Reproduce all the lines below exactly and omit the images.
+ + + + + + +
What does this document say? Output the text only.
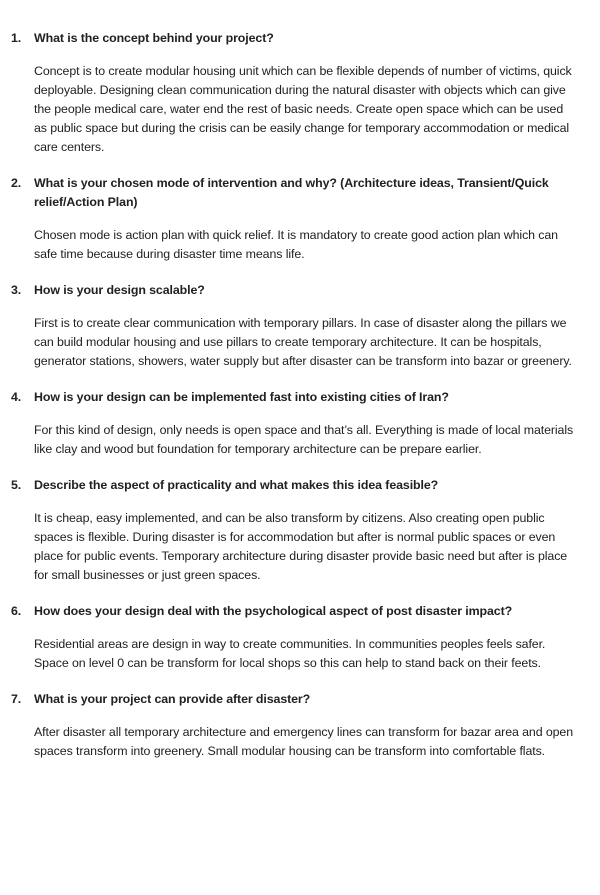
1.	What is the concept behind your project?

Concept is to create modular housing unit which can be flexible depends of number of victims, quick deployable. Designing clean communication during the natural disaster with objects which can give the people medical care, water end the rest of basic needs. Create open space which can be used as public space but during the crisis can be easily change for temporary accommodation or medical care centers.

2.	What is your chosen mode of intervention and why? (Architecture ideas, Transient/Quick relief/Action Plan)

Chosen mode is action plan with quick relief. It is mandatory to create good action plan which can safe time because during disaster time means life.

3.	How is your design scalable?

First is to create clear communication with temporary pillars. In case of disaster along the pillars we can build modular housing and use pillars to create temporary architecture. It can be hospitals, generator stations, showers, water supply but after disaster can be transform into bazar or greenery.

4.	How is your design can be implemented fast into existing cities of Iran?

For this kind of design, only needs is open space and that’s all. Everything is made of local materials like clay and wood but foundation for temporary architecture can be prepare earlier.

5.	Describe the aspect of practicality and what makes this idea feasible?

It is cheap, easy implemented, and can be also transform by citizens. Also creating open public spaces is flexible. During disaster is for accommodation but after is normal public spaces or even place for public events. Temporary architecture during disaster provide basic need but after is place for small businesses or just green spaces.

6.	How does your design deal with the psychological aspect of post disaster impact?

Residential areas are design in way to create communities. In communities peoples feels safer. Space on level 0 can be transform for local shops so this can help to stand back on their feets.

7.	What is your project can provide after disaster?

After disaster all temporary architecture and emergency lines can transform for bazar area and open spaces transform into greenery. Small modular housing can be transform into comfortable flats.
+ + + + + + +
▸ Correct answer
What does this document say? Output the text only.
1.	What is the concept behind your project?

Concept is to create modular housing unit which can be flexible depends of number of victims, quick deployable. Designing clean communication during the natural disaster with objects which can give the people medical care, water end the rest of basic needs. Create open space which can be used as public space but during the crisis can be easily change for temporary accommodation or medical care centers.

2.	What is your chosen mode of intervention and why? (Architecture ideas, Transient/Quick relief/Action Plan)

Chosen mode is action plan with quick relief. It is mandatory to create good action plan which can safe time because during disaster time means life.

3.	How is your design scalable?

First is to create clear communication with temporary pillars. In case of disaster along the pillars we can build modular housing and use pillars to create temporary architecture. It can be hospitals, generator stations, showers, water supply but after disaster can be transform into bazar or greenery.

4.	How is your design can be implemented fast into existing cities of Iran?

For this kind of design, only needs is open space and that’s all. Everything is made of local materials like clay and wood but foundation for temporary architecture can be prepare earlier.

5.	Describe the aspect of practicality and what makes this idea feasible?

It is cheap, easy implemented, and can be also transform by citizens. Also creating open public spaces is flexible. During disaster is for accommodation but after is normal public spaces or even place for public events. Temporary architecture during disaster provide basic need but after is place for small businesses or just green spaces.

6.	How does your design deal with the psychological aspect of post disaster impact?

Residential areas are design in way to create communities. In communities peoples feels safer. Space on level 0 can be transform for local shops so this can help to stand back on their feets.

7.	What is your project can provide after disaster?

After disaster all temporary architecture and emergency lines can transform for bazar area and open spaces transform into greenery. Small modular housing can be transform into comfortable flats.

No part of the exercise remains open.